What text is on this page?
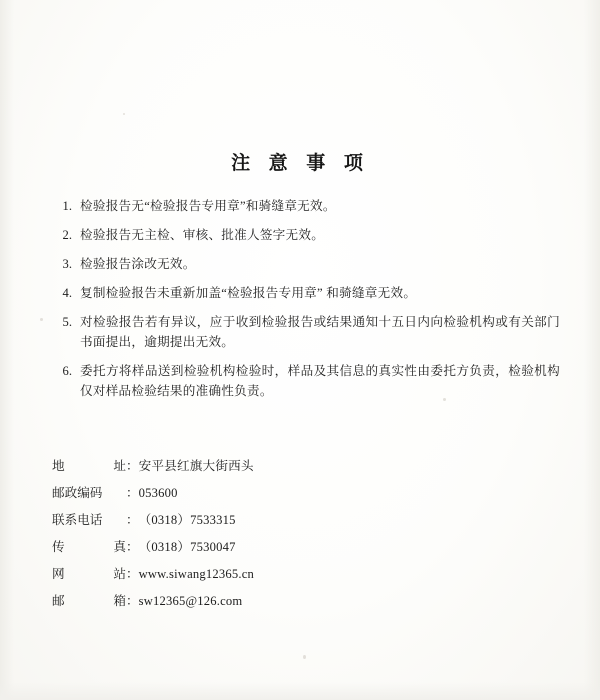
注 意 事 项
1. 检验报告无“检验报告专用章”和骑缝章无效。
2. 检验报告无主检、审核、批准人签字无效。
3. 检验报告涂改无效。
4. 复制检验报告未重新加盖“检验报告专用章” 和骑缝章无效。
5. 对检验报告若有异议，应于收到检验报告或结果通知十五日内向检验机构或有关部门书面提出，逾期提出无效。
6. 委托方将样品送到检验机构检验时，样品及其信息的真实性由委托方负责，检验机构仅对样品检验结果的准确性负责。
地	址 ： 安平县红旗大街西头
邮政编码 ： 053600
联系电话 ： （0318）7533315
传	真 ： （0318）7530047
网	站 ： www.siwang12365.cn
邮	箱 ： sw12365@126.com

************

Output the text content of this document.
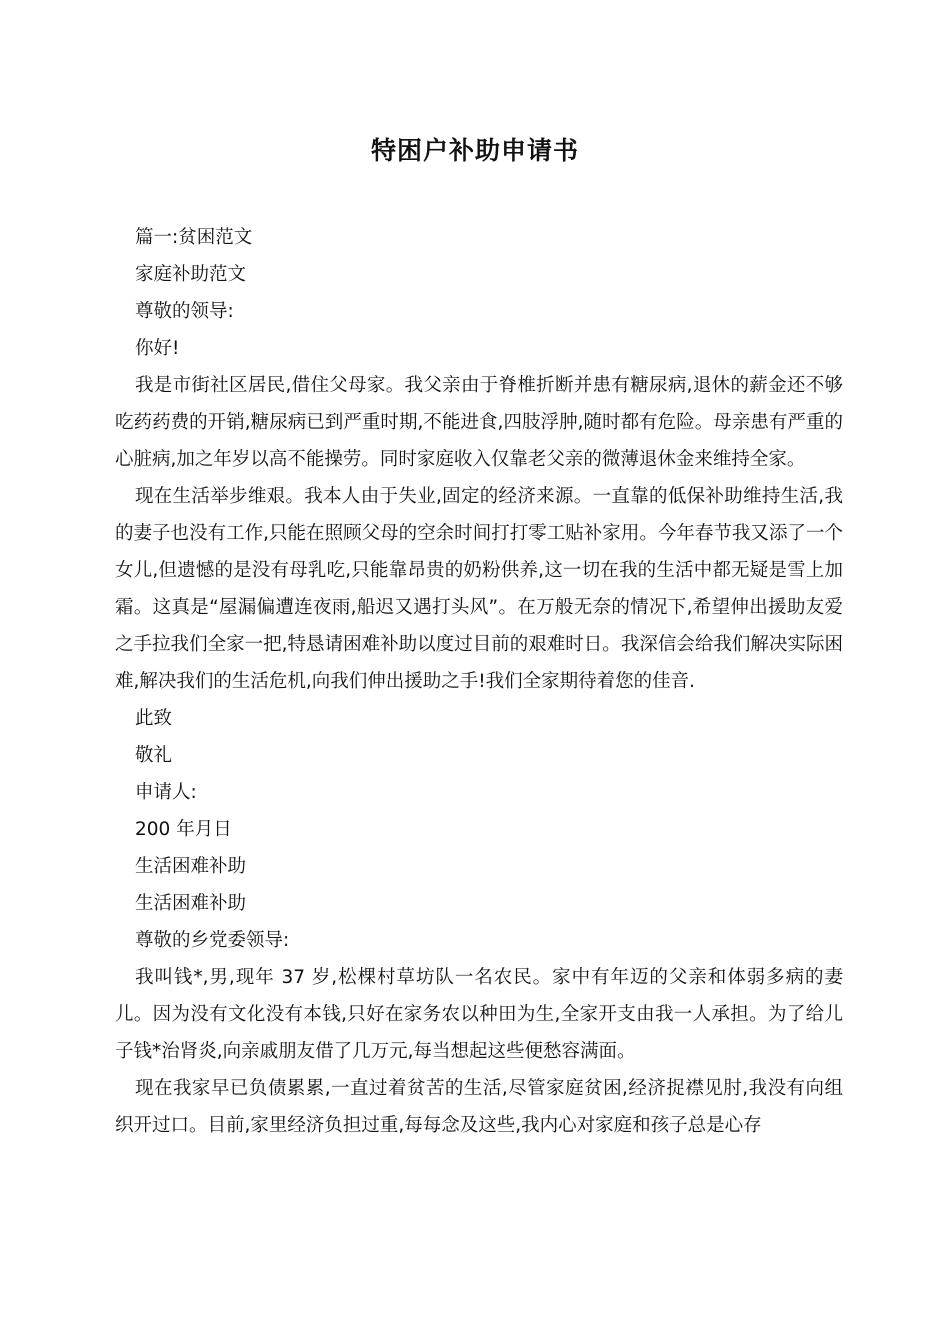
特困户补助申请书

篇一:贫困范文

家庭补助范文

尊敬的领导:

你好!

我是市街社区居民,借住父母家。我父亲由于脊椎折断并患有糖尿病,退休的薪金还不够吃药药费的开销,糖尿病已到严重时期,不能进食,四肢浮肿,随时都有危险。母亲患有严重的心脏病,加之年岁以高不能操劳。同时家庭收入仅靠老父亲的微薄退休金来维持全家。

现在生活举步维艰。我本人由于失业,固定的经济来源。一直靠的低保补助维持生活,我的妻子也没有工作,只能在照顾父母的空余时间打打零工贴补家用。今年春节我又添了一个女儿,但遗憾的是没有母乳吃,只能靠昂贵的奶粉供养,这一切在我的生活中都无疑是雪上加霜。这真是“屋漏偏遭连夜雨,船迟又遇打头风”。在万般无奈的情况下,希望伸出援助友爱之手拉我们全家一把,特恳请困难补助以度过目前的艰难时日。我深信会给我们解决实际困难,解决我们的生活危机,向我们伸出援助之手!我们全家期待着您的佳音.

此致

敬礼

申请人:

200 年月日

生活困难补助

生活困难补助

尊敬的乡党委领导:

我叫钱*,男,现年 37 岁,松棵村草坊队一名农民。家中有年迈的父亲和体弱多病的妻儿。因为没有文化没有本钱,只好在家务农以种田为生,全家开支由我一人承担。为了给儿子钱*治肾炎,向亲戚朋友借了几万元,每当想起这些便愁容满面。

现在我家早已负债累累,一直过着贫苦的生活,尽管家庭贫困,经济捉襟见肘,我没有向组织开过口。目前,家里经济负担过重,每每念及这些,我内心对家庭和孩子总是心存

************

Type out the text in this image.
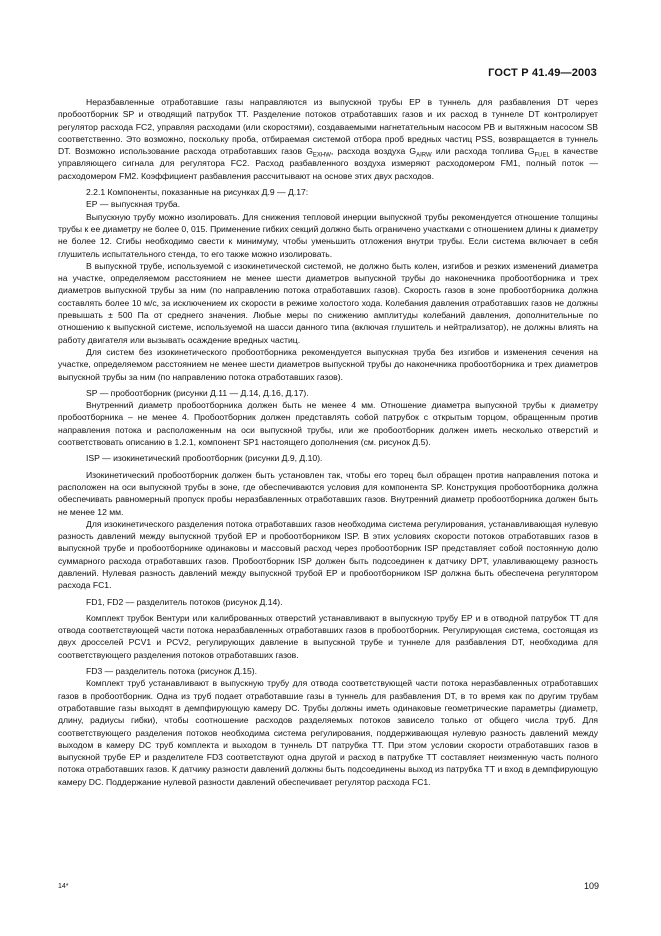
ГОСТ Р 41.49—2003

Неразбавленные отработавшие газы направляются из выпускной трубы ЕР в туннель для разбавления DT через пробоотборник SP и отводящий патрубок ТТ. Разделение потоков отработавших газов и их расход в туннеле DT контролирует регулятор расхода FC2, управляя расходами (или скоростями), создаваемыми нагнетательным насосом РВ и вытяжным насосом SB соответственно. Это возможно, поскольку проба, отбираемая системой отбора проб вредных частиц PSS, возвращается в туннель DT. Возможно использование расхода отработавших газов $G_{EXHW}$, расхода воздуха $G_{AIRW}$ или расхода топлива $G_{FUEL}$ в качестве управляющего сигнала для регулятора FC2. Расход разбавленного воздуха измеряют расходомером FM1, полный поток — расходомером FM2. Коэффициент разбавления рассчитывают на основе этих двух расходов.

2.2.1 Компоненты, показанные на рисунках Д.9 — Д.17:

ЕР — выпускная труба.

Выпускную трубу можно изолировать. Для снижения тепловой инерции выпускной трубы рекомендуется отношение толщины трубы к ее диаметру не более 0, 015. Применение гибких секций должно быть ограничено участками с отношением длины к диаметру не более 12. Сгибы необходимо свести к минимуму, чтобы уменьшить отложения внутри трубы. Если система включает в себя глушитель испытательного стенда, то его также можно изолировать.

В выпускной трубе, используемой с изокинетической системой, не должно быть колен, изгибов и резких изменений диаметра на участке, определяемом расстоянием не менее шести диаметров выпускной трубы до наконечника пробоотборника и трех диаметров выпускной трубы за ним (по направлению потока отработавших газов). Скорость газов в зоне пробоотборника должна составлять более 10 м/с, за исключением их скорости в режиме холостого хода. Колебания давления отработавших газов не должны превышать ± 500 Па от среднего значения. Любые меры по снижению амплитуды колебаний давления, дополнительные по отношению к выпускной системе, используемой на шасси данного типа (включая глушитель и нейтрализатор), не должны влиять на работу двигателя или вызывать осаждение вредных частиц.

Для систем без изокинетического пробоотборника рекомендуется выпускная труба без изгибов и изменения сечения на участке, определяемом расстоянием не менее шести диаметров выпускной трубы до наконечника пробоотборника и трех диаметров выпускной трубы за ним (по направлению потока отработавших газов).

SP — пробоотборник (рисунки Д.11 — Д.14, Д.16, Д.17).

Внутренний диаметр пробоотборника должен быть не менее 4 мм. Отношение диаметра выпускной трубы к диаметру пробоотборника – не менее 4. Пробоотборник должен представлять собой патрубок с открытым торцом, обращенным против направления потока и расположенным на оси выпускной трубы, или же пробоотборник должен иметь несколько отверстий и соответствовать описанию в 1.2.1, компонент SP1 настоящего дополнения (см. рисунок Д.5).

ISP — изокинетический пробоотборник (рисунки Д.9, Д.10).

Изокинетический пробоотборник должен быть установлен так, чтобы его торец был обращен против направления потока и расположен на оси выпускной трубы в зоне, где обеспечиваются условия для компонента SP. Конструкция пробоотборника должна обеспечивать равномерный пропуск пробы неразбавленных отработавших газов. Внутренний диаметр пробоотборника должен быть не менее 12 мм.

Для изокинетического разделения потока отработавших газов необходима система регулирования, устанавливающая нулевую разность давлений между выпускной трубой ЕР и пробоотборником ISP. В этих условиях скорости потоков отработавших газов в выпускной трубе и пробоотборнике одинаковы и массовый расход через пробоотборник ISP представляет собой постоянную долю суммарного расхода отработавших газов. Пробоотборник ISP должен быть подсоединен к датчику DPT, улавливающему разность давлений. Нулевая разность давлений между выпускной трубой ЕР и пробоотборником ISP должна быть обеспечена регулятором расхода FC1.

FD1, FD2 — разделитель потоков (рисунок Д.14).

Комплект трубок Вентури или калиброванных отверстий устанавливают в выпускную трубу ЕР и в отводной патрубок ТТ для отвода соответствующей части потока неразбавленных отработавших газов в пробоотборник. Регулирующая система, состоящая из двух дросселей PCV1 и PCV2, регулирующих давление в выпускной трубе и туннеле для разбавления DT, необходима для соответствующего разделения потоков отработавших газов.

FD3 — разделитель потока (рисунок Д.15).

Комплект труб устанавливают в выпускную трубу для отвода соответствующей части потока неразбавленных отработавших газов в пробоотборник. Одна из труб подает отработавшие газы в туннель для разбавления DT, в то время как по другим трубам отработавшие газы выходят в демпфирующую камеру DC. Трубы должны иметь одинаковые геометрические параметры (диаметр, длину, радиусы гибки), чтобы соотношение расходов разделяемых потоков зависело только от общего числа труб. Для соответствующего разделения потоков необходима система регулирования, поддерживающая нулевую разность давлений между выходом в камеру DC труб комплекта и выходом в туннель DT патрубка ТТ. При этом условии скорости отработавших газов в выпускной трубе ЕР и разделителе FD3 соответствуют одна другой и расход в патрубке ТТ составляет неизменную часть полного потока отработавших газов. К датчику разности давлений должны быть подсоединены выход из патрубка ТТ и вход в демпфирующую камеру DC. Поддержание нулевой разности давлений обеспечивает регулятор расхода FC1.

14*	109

************

▸ What this task involves
Look through the listing above. Pick out each line with "расходов" and copy it.

▸ Solved exercise
Неразбавленные отработавшие газы направляются из выпускной трубы ЕР в туннель для разбавления DT через пробоотборник SP и отводящий патрубок ТТ. Разделение потоков отработавших газов и их расход в туннеле DT контролирует регулятор расхода FC2, управляя расходами (или скоростями), создаваемыми нагнетательным насосом РВ и вытяжным насосом SB соответственно. Это возможно, поскольку проба, отбираемая системой отбора проб вредных частиц PSS, возвращается в туннель DT. Возможно использование расхода отработавших газов $G_{EXHW}$, расхода воздуха $G_{AIRW}$ или расхода топлива $G_{FUEL}$ в качестве управляющего сигнала для регулятора FC2. Расход разбавленного воздуха измеряют расходомером FM1, полный поток — расходомером FM2. Коэффициент разбавления рассчитывают на основе этих двух расходов.
Комплект труб устанавливают в выпускную трубу для отвода соответствующей части потока неразбавленных отработавших газов в пробоотборник. Одна из труб подает отработавшие газы в туннель для разбавления DT, в то время как по другим трубам отработавшие газы выходят в демпфирующую камеру DC. Трубы должны иметь одинаковые геометрические параметры (диаметр, длину, радиусы гибки), чтобы соотношение расходов разделяемых потоков зависело только от общего числа труб. Для соответствующего разделения потоков необходима система регулирования, поддерживающая нулевую разность давлений между выходом в камеру DC труб комплекта и выходом в туннель DT патрубка ТТ. При этом условии скорости отработавших газов в выпускной трубе ЕР и разделителе FD3 соответствуют одна другой и расход в патрубке ТТ составляет неизменную часть полного потока отработавших газов. К датчику разности давлений должны быть подсоединены выход из патрубка ТТ и вход в демпфирующую камеру DC. Поддержание нулевой разности давлений обеспечивает регулятор расхода FC1.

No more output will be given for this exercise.